[Stored data]
Start
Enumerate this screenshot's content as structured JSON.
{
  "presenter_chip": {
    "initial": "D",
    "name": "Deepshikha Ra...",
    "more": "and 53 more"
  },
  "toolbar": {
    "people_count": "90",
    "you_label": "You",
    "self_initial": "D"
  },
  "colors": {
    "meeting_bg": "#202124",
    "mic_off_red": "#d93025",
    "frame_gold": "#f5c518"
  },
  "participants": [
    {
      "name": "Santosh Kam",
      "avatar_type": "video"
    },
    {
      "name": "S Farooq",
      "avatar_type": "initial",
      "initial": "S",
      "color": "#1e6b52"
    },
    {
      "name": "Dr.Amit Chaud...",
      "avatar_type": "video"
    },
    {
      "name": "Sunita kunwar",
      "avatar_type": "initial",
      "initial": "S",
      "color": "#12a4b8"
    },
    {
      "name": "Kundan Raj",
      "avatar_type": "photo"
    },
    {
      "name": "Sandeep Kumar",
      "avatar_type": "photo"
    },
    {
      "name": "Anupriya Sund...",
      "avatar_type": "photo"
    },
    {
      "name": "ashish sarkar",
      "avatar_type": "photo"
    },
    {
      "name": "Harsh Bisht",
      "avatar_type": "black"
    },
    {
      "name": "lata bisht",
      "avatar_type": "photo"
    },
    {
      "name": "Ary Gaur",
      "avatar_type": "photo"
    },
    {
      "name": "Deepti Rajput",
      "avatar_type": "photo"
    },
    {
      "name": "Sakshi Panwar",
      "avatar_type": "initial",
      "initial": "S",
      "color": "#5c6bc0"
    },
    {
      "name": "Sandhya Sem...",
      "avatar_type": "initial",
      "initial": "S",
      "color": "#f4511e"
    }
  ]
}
End
TASK STATEMENT => Return every line of the material exactly.

EXERCISE OUTPUT =>
Enumerate this screenshot's content as structured JSON.
{
  "presenter_chip": {
    "initial": "D",
    "name": "Deepshikha Ra...",
    "more": "and 53 more"
  },
  "toolbar": {
    "people_count": "90",
    "you_label": "You",
    "self_initial": "D"
  },
  "colors": {
    "meeting_bg": "#202124",
    "mic_off_red": "#d93025",
    "frame_gold": "#f5c518"
  },
  "participants": [
    {
      "name": "Santosh Kam",
      "avatar_type": "video"
    },
    {
      "name": "S Farooq",
      "avatar_type": "initial",
      "initial": "S",
      "color": "#1e6b52"
    },
    {
      "name": "Dr.Amit Chaud...",
      "avatar_type": "video"
    },
    {
      "name": "Sunita kunwar",
      "avatar_type": "initial",
      "initial": "S",
      "color": "#12a4b8"
    },
    {
      "name": "Kundan Raj",
      "avatar_type": "photo"
    },
    {
      "name": "Sandeep Kumar",
      "avatar_type": "photo"
    },
    {
      "name": "Anupriya Sund...",
      "avatar_type": "photo"
    },
    {
      "name": "ashish sarkar",
      "avatar_type": "photo"
    },
    {
      "name": "Harsh Bisht",
      "avatar_type": "black"
    },
    {
      "name": "lata bisht",
      "avatar_type": "photo"
    },
    {
      "name": "Ary Gaur",
      "avatar_type": "photo"
    },
    {
      "name": "Deepti Rajput",
      "avatar_type": "photo"
    },
    {
      "name": "Sakshi Panwar",
      "avatar_type": "initial",
      "initial": "S",
      "color": "#5c6bc0"
    },
    {
      "name": "Sandhya Sem...",
      "avatar_type": "initial",
      "initial": "S",
      "color": "#f4511e"
    }
  ]
}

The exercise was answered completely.